## Work to do
Skip the pictures and quote all of the lines exactly.

(Saved entries)

--

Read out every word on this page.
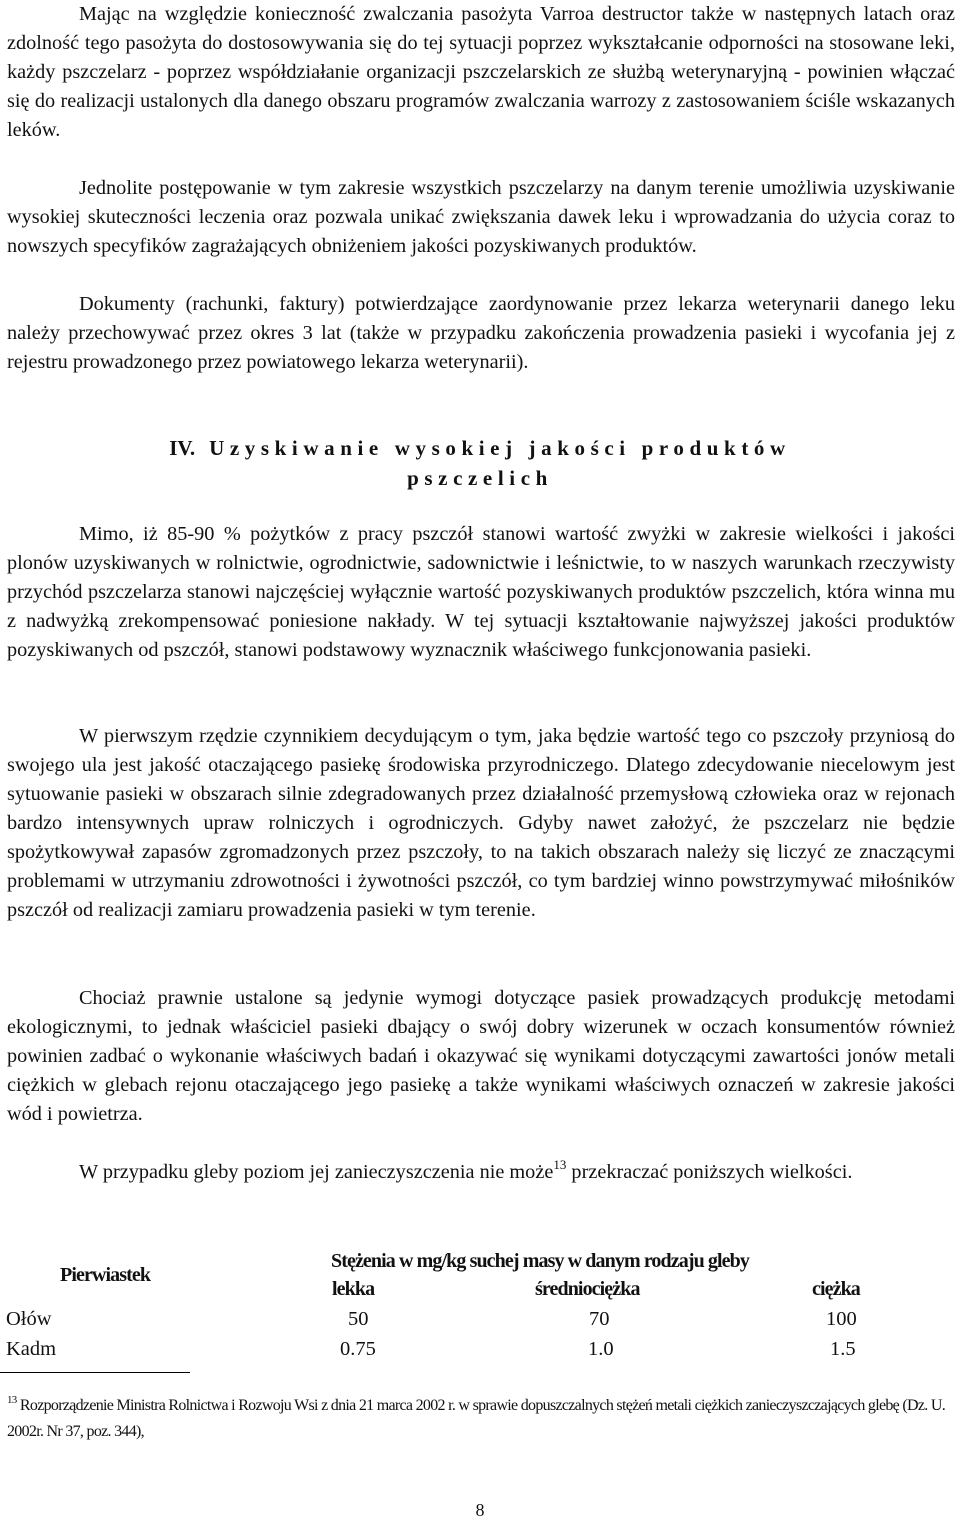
Mając na względzie konieczność zwalczania pasożyta Varroa destructor także w następnych latach oraz zdolność tego pasożyta do dostosowywania się do tej sytuacji poprzez wykształcanie odporności na stosowane leki, każdy pszczelarz - poprzez współdziałanie organizacji pszczelarskich ze służbą weterynaryjną - powinien włączać się do realizacji ustalonych dla danego obszaru programów zwalczania warrozy z zastosowaniem ściśle wskazanych leków.

Jednolite postępowanie w tym zakresie wszystkich pszczelarzy na danym terenie umożliwia uzyskiwanie wysokiej skuteczności leczenia oraz pozwala unikać zwiększania dawek leku i wprowadzania do użycia coraz to nowszych specyfików zagrażających obniżeniem jakości pozyskiwanych produktów.

Dokumenty (rachunki, faktury) potwierdzające zaordynowanie przez lekarza weterynarii danego leku należy przechowywać przez okres 3 lat (także w przypadku zakończenia prowadzenia pasieki i wycofania jej z rejestru prowadzonego przez powiatowego lekarza weterynarii).

IV. Uzyskiwanie wysokiej jakości produktów
pszczelich

Mimo, iż 85-90 % pożytków z pracy pszczół stanowi wartość zwyżki w zakresie wielkości i jakości plonów uzyskiwanych w rolnictwie, ogrodnictwie, sadownictwie i leśnictwie, to w naszych warunkach rzeczywisty przychód pszczelarza stanowi najczęściej wyłącznie wartość pozyskiwanych produktów pszczelich, która winna mu z nadwyżką zrekompensować poniesione nakłady. W tej sytuacji kształtowanie najwyższej jakości produktów pozyskiwanych od pszczół, stanowi podstawowy wyznacznik właściwego funkcjonowania pasieki.

W pierwszym rzędzie czynnikiem decydującym o tym, jaka będzie wartość tego co pszczoły przyniosą do swojego ula jest jakość otaczającego pasiekę środowiska przyrodniczego. Dlatego zdecydowanie niecelowym jest sytuowanie pasieki w obszarach silnie zdegradowanych przez działalność przemysłową człowieka oraz w rejonach bardzo intensywnych upraw rolniczych i ogrodniczych. Gdyby nawet założyć, że pszczelarz nie będzie spożytkowywał zapasów zgromadzonych przez pszczoły, to na takich obszarach należy się liczyć ze znaczącymi problemami w utrzymaniu zdrowotności i żywotności pszczół, co tym bardziej winno powstrzymywać miłośników pszczół od realizacji zamiaru prowadzenia pasieki w tym terenie.

Chociaż prawnie ustalone są jedynie wymogi dotyczące pasiek prowadzących produkcję metodami ekologicznymi, to jednak właściciel pasieki dbający o swój dobry wizerunek w oczach konsumentów również powinien zadbać o wykonanie właściwych badań i okazywać się wynikami dotyczącymi zawartości jonów metali ciężkich w glebach rejonu otaczającego jego pasiekę a także wynikami właściwych oznaczeń w zakresie jakości wód i powietrza.

W przypadku gleby poziom jej zanieczyszczenia nie może$^{13}$ przekraczać poniższych wielkości.

Pierwiastek
Stężenia w mg/kg suchej masy w danym rodzaju gleby
lekka	średniociężka	ciężka
Ołów	50	70	100
Kadm	0.75	1.0	1.5

$^{13}$ Rozporządzenie Ministra Rolnictwa i Rozwoju Wsi z dnia 21 marca 2002 r. w sprawie dopuszczalnych stężeń metali ciężkich zanieczyszczających glebę (Dz. U. 2002r. Nr 37, poz. 344),

8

--

## Response to the task
Read out every word on this page.
Mając na względzie konieczność zwalczania pasożyta Varroa destructor także w następnych latach oraz zdolność tego pasożyta do dostosowywania się do tej sytuacji poprzez wykształcanie odporności na stosowane leki, każdy pszczelarz - poprzez współdziałanie organizacji pszczelarskich ze służbą weterynaryjną - powinien włączać się do realizacji ustalonych dla danego obszaru programów zwalczania warrozy z zastosowaniem ściśle wskazanych leków.

Jednolite postępowanie w tym zakresie wszystkich pszczelarzy na danym terenie umożliwia uzyskiwanie wysokiej skuteczności leczenia oraz pozwala unikać zwiększania dawek leku i wprowadzania do użycia coraz to nowszych specyfików zagrażających obniżeniem jakości pozyskiwanych produktów.

Dokumenty (rachunki, faktury) potwierdzające zaordynowanie przez lekarza weterynarii danego leku należy przechowywać przez okres 3 lat (także w przypadku zakończenia prowadzenia pasieki i wycofania jej z rejestru prowadzonego przez powiatowego lekarza weterynarii).

IV. Uzyskiwanie wysokiej jakości produktów
pszczelich

Mimo, iż 85-90 % pożytków z pracy pszczół stanowi wartość zwyżki w zakresie wielkości i jakości plonów uzyskiwanych w rolnictwie, ogrodnictwie, sadownictwie i leśnictwie, to w naszych warunkach rzeczywisty przychód pszczelarza stanowi najczęściej wyłącznie wartość pozyskiwanych produktów pszczelich, która winna mu z nadwyżką zrekompensować poniesione nakłady. W tej sytuacji kształtowanie najwyższej jakości produktów pozyskiwanych od pszczół, stanowi podstawowy wyznacznik właściwego funkcjonowania pasieki.

W pierwszym rzędzie czynnikiem decydującym o tym, jaka będzie wartość tego co pszczoły przyniosą do swojego ula jest jakość otaczającego pasiekę środowiska przyrodniczego. Dlatego zdecydowanie niecelowym jest sytuowanie pasieki w obszarach silnie zdegradowanych przez działalność przemysłową człowieka oraz w rejonach bardzo intensywnych upraw rolniczych i ogrodniczych. Gdyby nawet założyć, że pszczelarz nie będzie spożytkowywał zapasów zgromadzonych przez pszczoły, to na takich obszarach należy się liczyć ze znaczącymi problemami w utrzymaniu zdrowotności i żywotności pszczół, co tym bardziej winno powstrzymywać miłośników pszczół od realizacji zamiaru prowadzenia pasieki w tym terenie.

Chociaż prawnie ustalone są jedynie wymogi dotyczące pasiek prowadzących produkcję metodami ekologicznymi, to jednak właściciel pasieki dbający o swój dobry wizerunek w oczach konsumentów również powinien zadbać o wykonanie właściwych badań i okazywać się wynikami dotyczącymi zawartości jonów metali ciężkich w glebach rejonu otaczającego jego pasiekę a także wynikami właściwych oznaczeń w zakresie jakości wód i powietrza.

W przypadku gleby poziom jej zanieczyszczenia nie może$^{13}$ przekraczać poniższych wielkości.

Pierwiastek
Stężenia w mg/kg suchej masy w danym rodzaju gleby
lekka	średniociężka	ciężka
Ołów	50	70	100
Kadm	0.75	1.0	1.5

$^{13}$ Rozporządzenie Ministra Rolnictwa i Rozwoju Wsi z dnia 21 marca 2002 r. w sprawie dopuszczalnych stężeń metali ciężkich zanieczyszczających glebę (Dz. U. 2002r. Nr 37, poz. 344),

8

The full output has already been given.